Document text
▬▬▬▬▬▬▬▬▬▬
## Steps:
- load text
- Create embeddings
- Save as json in bucket
- Create index with above bucket
- Create endpoint
- Deploy index to endpoint



In [4]:
# !pip install --upgrade google-cloud-aiplatform google-cloud-storage 'google-cloud-bigquery[pandas]'

In [2]:
# # Restart kernel after installs so that your environment can access the new packages
# import IPython
# import time

# app = IPython.Application.instance()
# app.kernel.do_shutdown(True)

In [1]:
# get project ID
PROJECT_ID = 'ecg-ai-416210'

In [4]:
LOCATION = 'europe-west1'

### Enable APIs

Run the following to enable APIs for Compute Engine, Vertex AI, Cloud Storage and BigQuery with this Google Cloud project.
▬▬▬▬▬▬▬▬▬▬
Data listing
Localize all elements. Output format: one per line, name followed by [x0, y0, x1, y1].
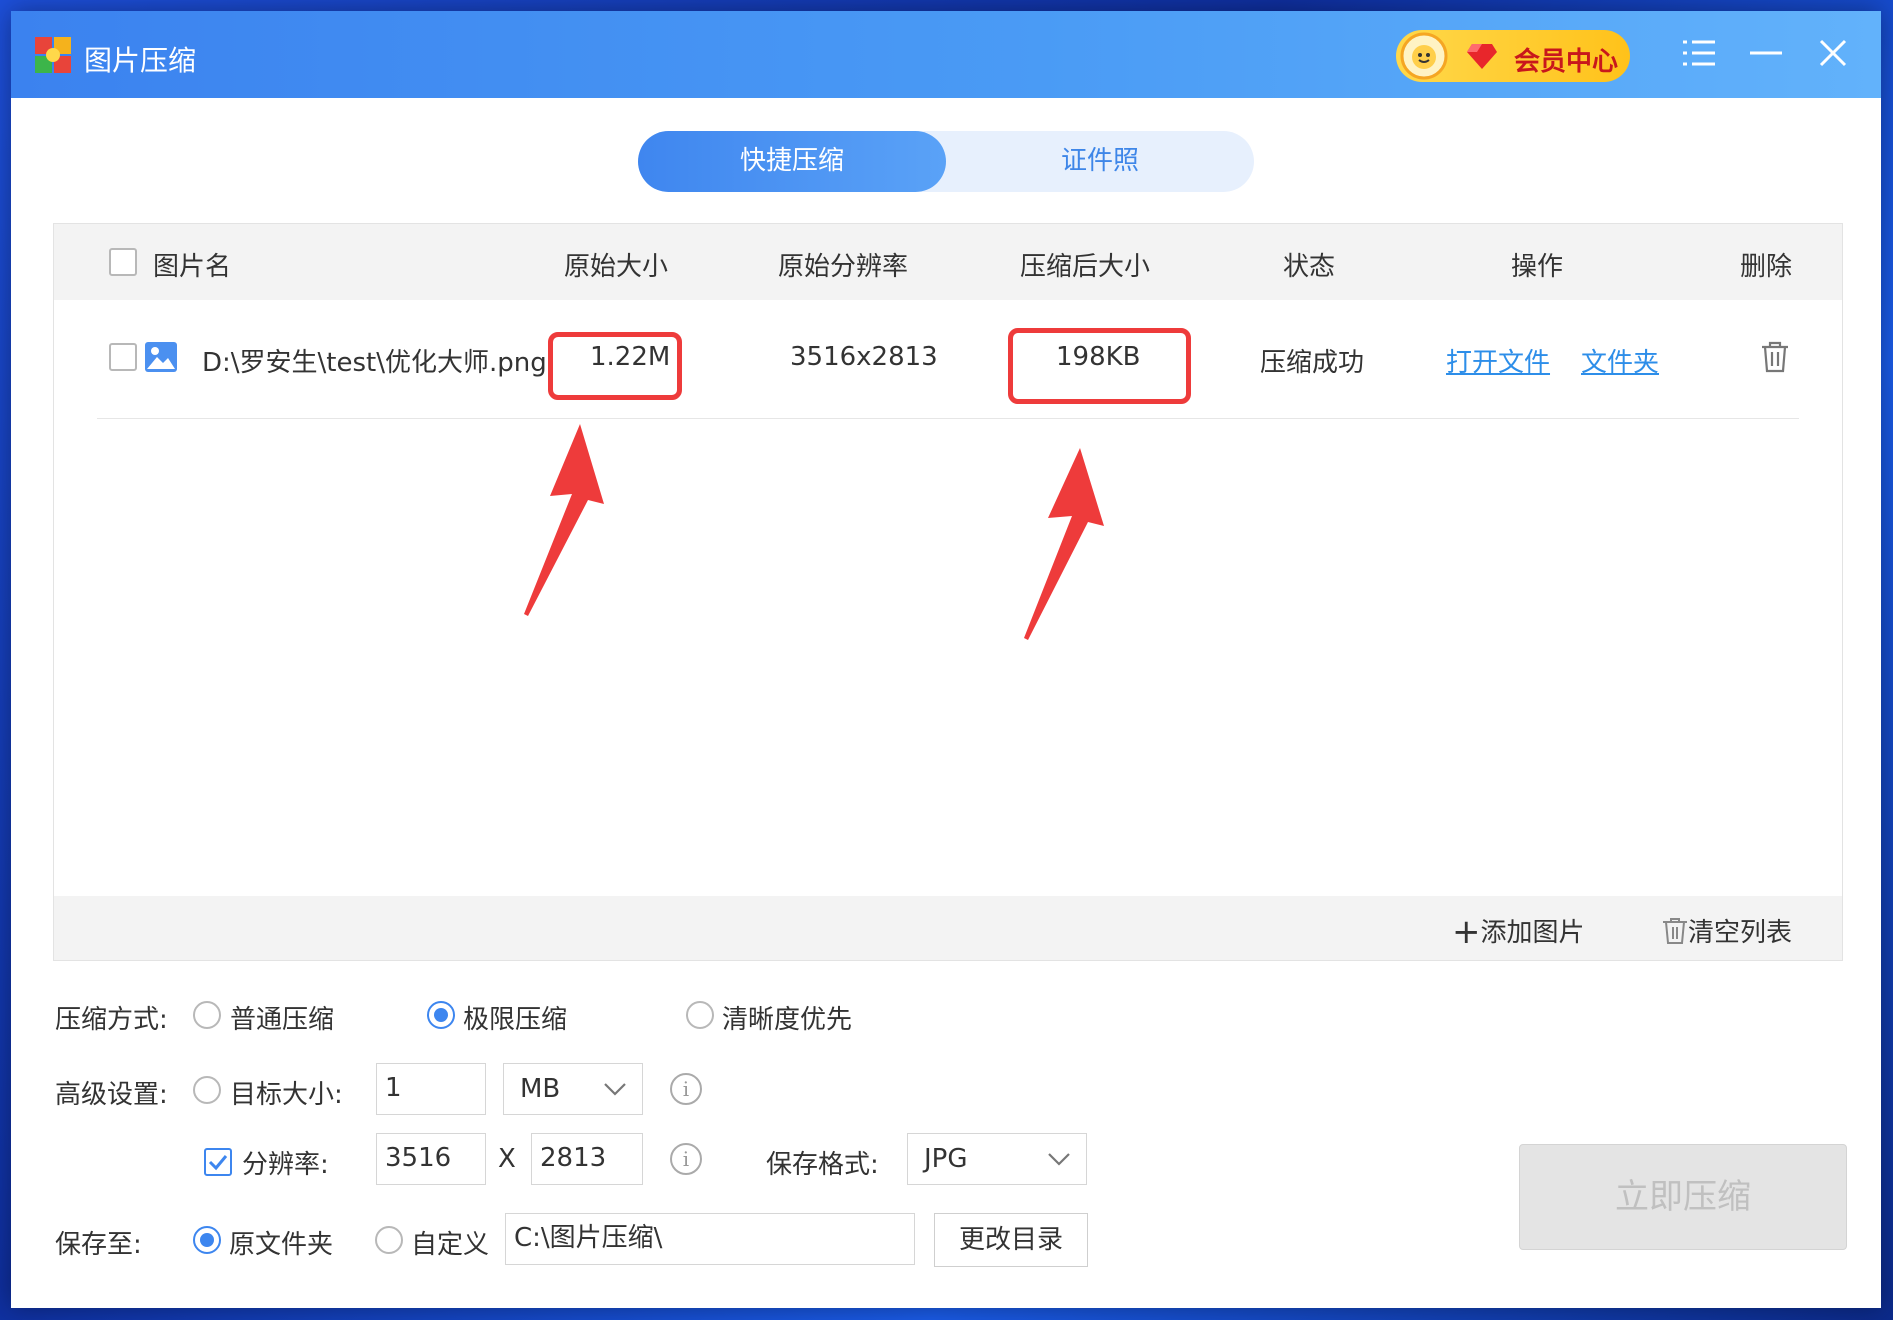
minimize-icon[interactable]: [1744, 33, 1788, 77]
title-bar: 图片压缩 会员中心: [11, 11, 1881, 98]
list-footer: +添加图片 清空列表: [54, 896, 1842, 960]
save-format-label: 保存格式:: [766, 1150, 879, 1180]
target-unit-select[interactable]: MB: [503, 1063, 643, 1115]
clear-list-label: 清空列表: [1688, 918, 1793, 948]
tab-id-photo[interactable]: 证件照: [946, 131, 1254, 192]
original-resolution: 3516x2813: [790, 342, 938, 372]
close-icon[interactable]: [1811, 33, 1855, 77]
extreme-compress-label: 极限压缩: [463, 1005, 568, 1035]
save-path-input[interactable]: C:\图片压缩\: [505, 1213, 915, 1265]
row-checkbox[interactable]: [109, 343, 137, 371]
radio-extreme-compress[interactable]: [427, 1001, 455, 1029]
resolution-height-input[interactable]: 2813: [531, 1133, 643, 1185]
row-status: 压缩成功: [1260, 348, 1365, 378]
diamond-icon: [1467, 44, 1497, 69]
resolution-separator: X: [498, 1144, 516, 1174]
target-size-label: 目标大小:: [230, 1080, 343, 1110]
header-original-resolution: 原始分辨率: [778, 252, 909, 282]
open-file-link[interactable]: 打开文件: [1446, 342, 1550, 379]
file-name: D:\罗安生\test\优化大师.png: [202, 348, 547, 378]
open-folder-link[interactable]: 文件夹: [1581, 342, 1659, 379]
radio-clarity-priority[interactable]: [686, 1001, 714, 1029]
header-name: 图片名: [153, 252, 232, 282]
trash-icon: [1663, 918, 1687, 944]
resolution-width-input[interactable]: 3516: [376, 1133, 486, 1185]
list-header: 图片名 原始大小 原始分辨率 压缩后大小 状态 操作 删除: [54, 224, 1842, 300]
table-row: D:\罗安生\test\优化大师.png 1.22M 3516x2813 198…: [54, 300, 1842, 420]
compress-now-button[interactable]: 立即压缩: [1519, 1144, 1847, 1250]
advanced-settings-label: 高级设置:: [55, 1080, 168, 1110]
save-format-value: JPG: [924, 1144, 968, 1174]
radio-original-folder[interactable]: [193, 1226, 221, 1254]
radio-target-size[interactable]: [193, 1076, 221, 1104]
target-size-input[interactable]: 1: [376, 1063, 486, 1115]
vip-label: 会员中心: [1514, 47, 1619, 77]
vip-center-button[interactable]: 会员中心: [1396, 30, 1630, 82]
info-icon[interactable]: i: [670, 1143, 702, 1175]
resolution-checkbox[interactable]: [204, 1148, 232, 1176]
check-icon: [208, 1155, 228, 1171]
highlight-compressed-size: [1008, 328, 1191, 404]
plus-icon: +: [1452, 912, 1481, 952]
save-format-select[interactable]: JPG: [907, 1133, 1087, 1185]
header-original-size: 原始大小: [564, 252, 669, 282]
compress-mode-label: 压缩方式:: [55, 1005, 168, 1035]
normal-compress-label: 普通压缩: [230, 1005, 335, 1035]
radio-custom-folder[interactable]: [375, 1226, 403, 1254]
add-image-label: 添加图片: [1480, 918, 1585, 948]
resolution-label: 分辨率:: [242, 1150, 329, 1180]
window-title: 图片压缩: [84, 44, 197, 77]
target-unit-value: MB: [520, 1074, 561, 1104]
chevron-down-icon: [1048, 1153, 1070, 1166]
clear-list-button[interactable]: 清空列表: [1662, 912, 1792, 949]
radio-normal-compress[interactable]: [193, 1001, 221, 1029]
select-all-checkbox[interactable]: [109, 248, 137, 276]
delete-icon[interactable]: [1760, 340, 1790, 374]
app-window: 图片压缩 会员中心 快捷压缩 证件照 图片名 原始大小 原始分辨率 压缩后大小 …: [11, 11, 1881, 1308]
highlight-original-size: [548, 332, 682, 400]
change-directory-button[interactable]: 更改目录: [934, 1213, 1088, 1267]
clarity-priority-label: 清晰度优先: [722, 1005, 853, 1035]
info-icon[interactable]: i: [670, 1073, 702, 1105]
arrow-annotation: [524, 424, 604, 616]
header-compressed-size: 压缩后大小: [1020, 252, 1151, 282]
tab-quick-compress[interactable]: 快捷压缩: [638, 131, 946, 192]
app-logo-icon: [35, 37, 71, 73]
menu-icon[interactable]: [1677, 33, 1721, 77]
original-folder-label: 原文件夹: [229, 1230, 334, 1260]
image-file-icon: [145, 342, 177, 372]
custom-folder-label: 自定义: [411, 1230, 490, 1260]
header-delete: 删除: [1740, 252, 1793, 282]
file-list: 图片名 原始大小 原始分辨率 压缩后大小 状态 操作 删除 D:\罗安生\tes…: [53, 223, 1843, 961]
add-image-button[interactable]: +添加图片: [1452, 912, 1585, 949]
save-to-label: 保存至:: [55, 1230, 142, 1260]
mascot-icon: [1400, 32, 1448, 80]
mode-tabs: 快捷压缩 证件照: [638, 131, 1254, 192]
arrow-annotation: [1024, 448, 1104, 640]
header-status: 状态: [1283, 252, 1336, 282]
chevron-down-icon: [604, 1083, 626, 1096]
header-action: 操作: [1511, 252, 1564, 282]
row-divider: [97, 418, 1799, 419]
▬▬▬▬▬▬▬▬▬▬
Work to be completed
Transcribe the notebook text verbatim, starting with "# app = IPython.Application.instance()" and going on through "Google Cloud project.".

Exercise response
# app = IPython.Application.instance()
# app.kernel.do_shutdown(True)

In [1]:
# get project ID
PROJECT_ID = 'ecg-ai-416210'

In [4]:
LOCATION = 'europe-west1'

### Enable APIs

Run the following to enable APIs for Compute Engine, Vertex AI, Cloud Storage and BigQuery with this Google Cloud project.